Track down each line that has the word "ffffff" and copy it.

──────── EXTRACTED DATA ────────

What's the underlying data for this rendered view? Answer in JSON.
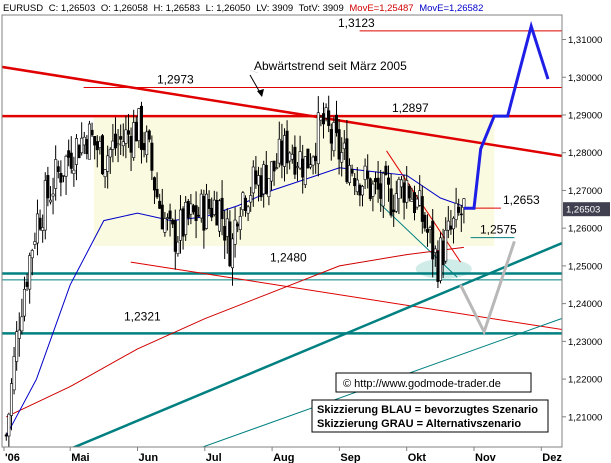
{
  "header": {
    "symbol": "EURUSD",
    "items": [
      {
        "text": "C: 1,26503",
        "color": "#000000"
      },
      {
        "text": "O: 1,26058",
        "color": "#000000"
      },
      {
        "text": "H: 1,26583",
        "color": "#000000"
      },
      {
        "text": "L: 1,26050",
        "color": "#000000"
      },
      {
        "text": "LV: 3909",
        "color": "#000000"
      },
      {
        "text": "TotV: 3909",
        "color": "#000000"
      },
      {
        "text": "MovE=1,25487",
        "color": "#d00000"
      },
      {
        "text": "MovE=1,26582",
        "color": "#0000c8"
      }
    ]
  },
  "chart_data": {
    "type": "line",
    "subtype": "candlestick",
    "title": "",
    "xlabel": "",
    "ylabel": "",
    "ylim": [
      1.202,
      1.3165
    ],
    "yticks": [
      1.21,
      1.22,
      1.23,
      1.24,
      1.25,
      1.26,
      1.27,
      1.28,
      1.29,
      1.3,
      1.31
    ],
    "ytick_labels": [
      "1,21000",
      "1,22000",
      "1,23000",
      "1,24000",
      "1,25000",
      "1,26000",
      "1,27000",
      "1,28000",
      "1,29000",
      "1,30000",
      "1,31000"
    ],
    "xticks": [
      {
        "label": "'06",
        "x": 0
      },
      {
        "label": "Mai",
        "x": 4
      },
      {
        "label": "Jun",
        "x": 5
      },
      {
        "label": "Jul",
        "x": 6
      },
      {
        "label": "Aug",
        "x": 7
      },
      {
        "label": "Sep",
        "x": 8
      },
      {
        "label": "Okt",
        "x": 9
      },
      {
        "label": "Nov",
        "x": 10
      },
      {
        "label": "Dez",
        "x": 11
      }
    ],
    "last_price_label": "1,26503",
    "close_path": [
      [
        3.05,
        1.205
      ],
      [
        3.25,
        1.238
      ],
      [
        3.5,
        1.262
      ],
      [
        3.75,
        1.272
      ],
      [
        4.0,
        1.28
      ],
      [
        4.25,
        1.285
      ],
      [
        4.5,
        1.279
      ],
      [
        4.75,
        1.283
      ],
      [
        5.0,
        1.287
      ],
      [
        5.15,
        1.281
      ],
      [
        5.3,
        1.268
      ],
      [
        5.5,
        1.257
      ],
      [
        5.75,
        1.262
      ],
      [
        6.0,
        1.265
      ],
      [
        6.2,
        1.267
      ],
      [
        6.4,
        1.254
      ],
      [
        6.5,
        1.268
      ],
      [
        6.75,
        1.272
      ],
      [
        7.0,
        1.275
      ],
      [
        7.25,
        1.282
      ],
      [
        7.5,
        1.277
      ],
      [
        7.75,
        1.288
      ],
      [
        8.0,
        1.28
      ],
      [
        8.25,
        1.275
      ],
      [
        8.5,
        1.27
      ],
      [
        8.75,
        1.268
      ],
      [
        9.0,
        1.272
      ],
      [
        9.25,
        1.262
      ],
      [
        9.45,
        1.251
      ],
      [
        9.6,
        1.257
      ],
      [
        9.75,
        1.262
      ],
      [
        9.85,
        1.265
      ]
    ],
    "moving_averages": [
      {
        "name": "MovE=1,25487",
        "color": "#d00000",
        "points": [
          [
            3.05,
            1.21
          ],
          [
            4.0,
            1.218
          ],
          [
            5.0,
            1.228
          ],
          [
            6.0,
            1.236
          ],
          [
            7.0,
            1.243
          ],
          [
            8.0,
            1.25
          ],
          [
            9.0,
            1.253
          ],
          [
            9.85,
            1.2549
          ]
        ]
      },
      {
        "name": "MovE=1,26582",
        "color": "#0000c8",
        "points": [
          [
            3.05,
            1.205
          ],
          [
            3.5,
            1.22
          ],
          [
            4.0,
            1.245
          ],
          [
            4.5,
            1.262
          ],
          [
            5.0,
            1.264
          ],
          [
            5.5,
            1.262
          ],
          [
            6.0,
            1.263
          ],
          [
            6.5,
            1.266
          ],
          [
            7.0,
            1.27
          ],
          [
            7.5,
            1.273
          ],
          [
            8.0,
            1.276
          ],
          [
            8.5,
            1.275
          ],
          [
            9.0,
            1.274
          ],
          [
            9.5,
            1.268
          ],
          [
            9.85,
            1.2658
          ]
        ]
      }
    ],
    "horizontal_levels": [
      {
        "value": 1.3123,
        "label": "1,3123",
        "color": "#e00000"
      },
      {
        "value": 1.2973,
        "label": "1,2973",
        "color": "#e00000"
      },
      {
        "value": 1.2897,
        "label": "1,2897",
        "color": "#e00000"
      },
      {
        "value": 1.2653,
        "label": "1,2653",
        "color": "#e00000"
      },
      {
        "value": 1.2575,
        "label": "1,2575",
        "color": "#008080"
      },
      {
        "value": 1.248,
        "label": "1,2480",
        "color": "#008080"
      },
      {
        "value": 1.2321,
        "label": "1,2321",
        "color": "#008080"
      }
    ],
    "trendlines": [
      {
        "from": [
          0.0,
          1.3112
        ],
        "to": [
          12.0,
          1.2772
        ],
        "color": "#e00000",
        "label": "Abwärtstrend seit März 2005"
      },
      {
        "from": [
          4.9,
          1.251
        ],
        "to": [
          12.0,
          1.2312
        ],
        "color": "#e00000",
        "label": ""
      },
      {
        "from": [
          3.8,
          1.2
        ],
        "to": [
          12.0,
          1.2612
        ],
        "color": "#008080",
        "label": ""
      },
      {
        "from": [
          5.5,
          1.199
        ],
        "to": [
          12.0,
          1.2405
        ],
        "color": "#008080",
        "label": ""
      },
      {
        "from": [
          8.7,
          1.2805
        ],
        "to": [
          9.8,
          1.251
        ],
        "color": "#e00000",
        "label": ""
      },
      {
        "from": [
          8.6,
          1.2665
        ],
        "to": [
          9.75,
          1.247
        ],
        "color": "#008080",
        "label": ""
      }
    ],
    "scenarios": [
      {
        "name": "Skizzierung BLAU = bevorzugtes Szenario",
        "color": "#1e1ee6",
        "points": [
          [
            9.85,
            1.2653
          ],
          [
            10.0,
            1.2653
          ],
          [
            10.1,
            1.281
          ],
          [
            10.3,
            1.2897
          ],
          [
            10.5,
            1.2897
          ],
          [
            10.85,
            1.3135
          ],
          [
            11.1,
            1.2995
          ]
        ]
      },
      {
        "name": "Skizzierung GRAU = Alternativszenario",
        "color": "#b8b8b8",
        "points": [
          [
            9.8,
            1.245
          ],
          [
            10.15,
            1.2325
          ],
          [
            10.6,
            1.2565
          ]
        ]
      }
    ],
    "annotations": [
      {
        "text": "Abwärtstrend seit März 2005"
      },
      {
        "text": "© http://www.godmode-trader.de"
      },
      {
        "text": "Skizzierung BLAU = bevorzugtes Szenario"
      },
      {
        "text": "Skizzierung GRAU = Alternativszenario"
      }
    ],
    "grid": false,
    "legend": "top-left"
  },
  "colors": {
    "background": "#ffffff",
    "zone": "#fafae0",
    "axis": "#808080",
    "candle_up": "#ffffff",
    "candle_down": "#000000",
    "price_tag": "#404050"
  }
}
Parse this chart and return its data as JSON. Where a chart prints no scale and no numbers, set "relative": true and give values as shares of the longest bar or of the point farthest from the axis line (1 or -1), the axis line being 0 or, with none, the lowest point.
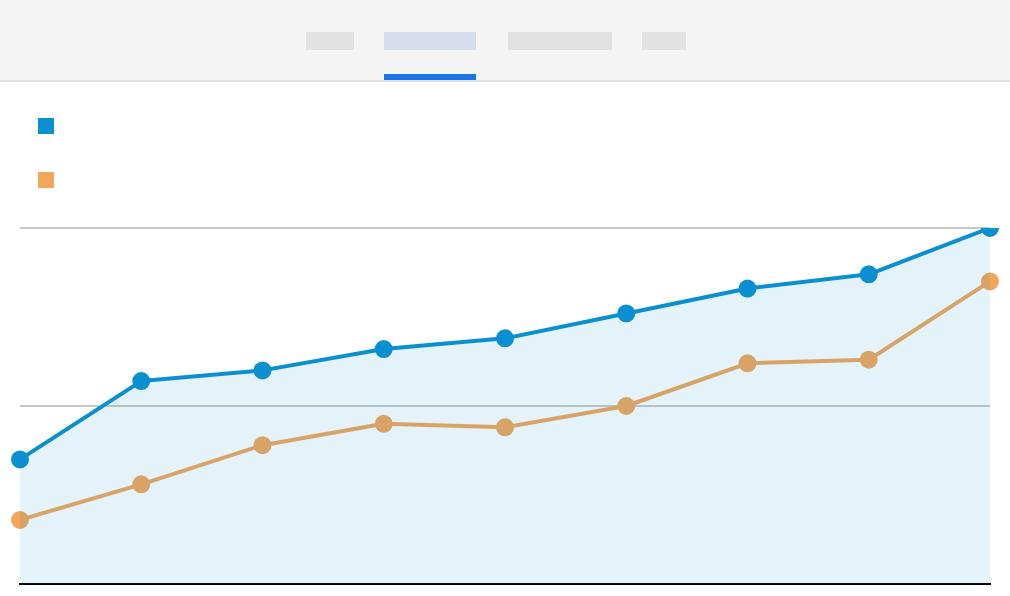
{
  "chart_data": {
    "type": "line",
    "relative": true,
    "categories": [
      null,
      null,
      null,
      null,
      null,
      null,
      null,
      null,
      null
    ],
    "series": [
      {
        "type": "area",
        "color": "#0a8fd0",
        "values": [
          0.35,
          0.57,
          0.6,
          0.66,
          0.69,
          0.76,
          0.83,
          0.87,
          1
        ]
      },
      {
        "color": "#f2a65a",
        "values": [
          0.18,
          0.28,
          0.39,
          0.45,
          0.44,
          0.5,
          0.62,
          0.63,
          0.85
        ]
      }
    ],
    "ref_lines": [
      {
        "axis": "y",
        "value": 0.5,
        "color": "#c8c8c8"
      },
      {
        "axis": "y",
        "value": 1,
        "color": "#c8c8c8"
      }
    ],
    "marker": "circle"
  }
}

────────

■ **SOLUTION TO THIS TASK**:
    "background": "#ffffff",
    "candle_up": "#ffffff",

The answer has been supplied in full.